:: DIRECTIVE ::
Where a line of the material contains the string "понимание", copy that line.

:: THE RECORDS ::

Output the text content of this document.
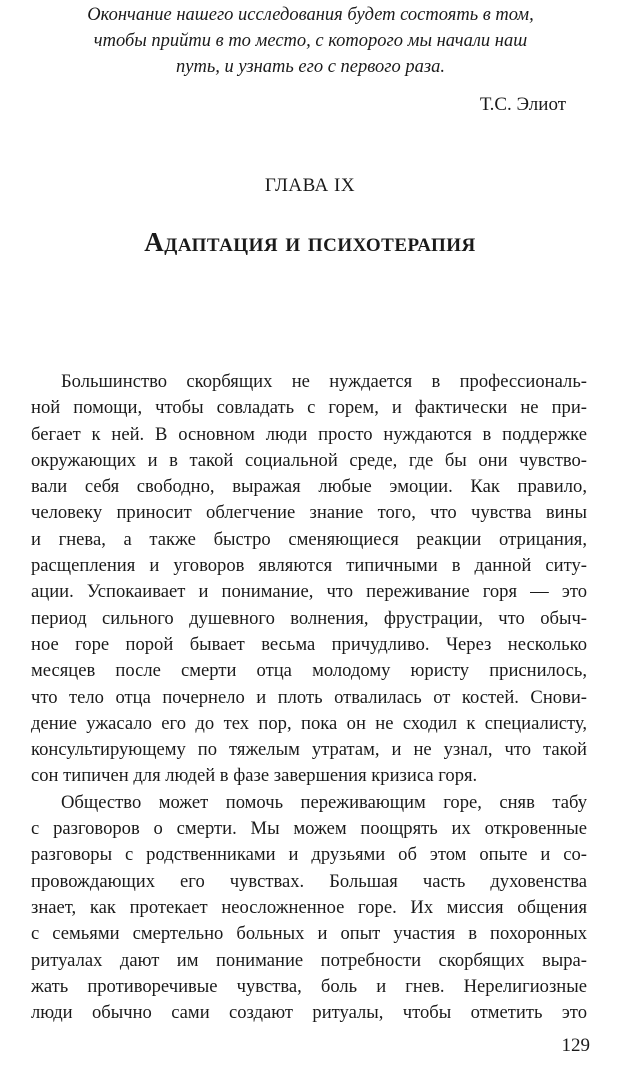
Окончание нашего исследования будет состоять в том,
чтобы прийти в то место, с которого мы начали наш
путь, и узнать его с первого раза.
Т.С. Элиот
ГЛАВА IX
Адаптация и психотерапия
Большинство скорбящих не нуждается в профессиональ-
ной помощи, чтобы совладать с горем, и фактически не при-
бегает к ней. В основном люди просто нуждаются в поддержке
окружающих и в такой социальной среде, где бы они чувство-
вали себя свободно, выражая любые эмоции. Как правило,
человеку приносит облегчение знание того, что чувства вины
и гнева, а также быстро сменяющиеся реакции отрицания,
расщепления и уговоров являются типичными в данной ситу-
ации. Успокаивает и понимание, что переживание горя — это
период сильного душевного волнения, фрустрации, что обыч-
ное горе порой бывает весьма причудливо. Через несколько
месяцев после смерти отца молодому юристу приснилось,
что тело отца почернело и плоть отвалилась от костей. Снови-
дение ужасало его до тех пор, пока он не сходил к специалисту,
консультирующему по тяжелым утратам, и не узнал, что такой
сон типичен для людей в фазе завершения кризиса горя.
Общество может помочь переживающим горе, сняв табу
с разговоров о смерти. Мы можем поощрять их откровенные
разговоры с родственниками и друзьями об этом опыте и со-
провождающих его чувствах. Большая часть духовенства
знает, как протекает неосложненное горе. Их миссия общения
с семьями смертельно больных и опыт участия в похоронных
ритуалах дают им понимание потребности скорбящих выра-
жать противоречивые чувства, боль и гнев. Нерелигиозные
люди обычно сами создают ритуалы, чтобы отметить это
129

:: THE OUTPUT ::
ации. Успокаивает и понимание, что переживание горя — это
ритуалах дают им понимание потребности скорбящих выра-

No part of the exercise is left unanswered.